----- Stored data -----
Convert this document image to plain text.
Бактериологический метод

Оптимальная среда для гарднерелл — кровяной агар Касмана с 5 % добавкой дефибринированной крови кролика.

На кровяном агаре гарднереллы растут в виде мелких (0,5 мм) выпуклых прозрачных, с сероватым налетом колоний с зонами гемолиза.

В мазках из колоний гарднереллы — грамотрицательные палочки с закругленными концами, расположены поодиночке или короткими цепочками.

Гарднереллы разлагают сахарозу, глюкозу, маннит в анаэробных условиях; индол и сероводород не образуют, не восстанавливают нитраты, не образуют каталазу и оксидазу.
-----
Of all the lines in the listing above, how many contain the word "колоний"? Answer with the number alone.

2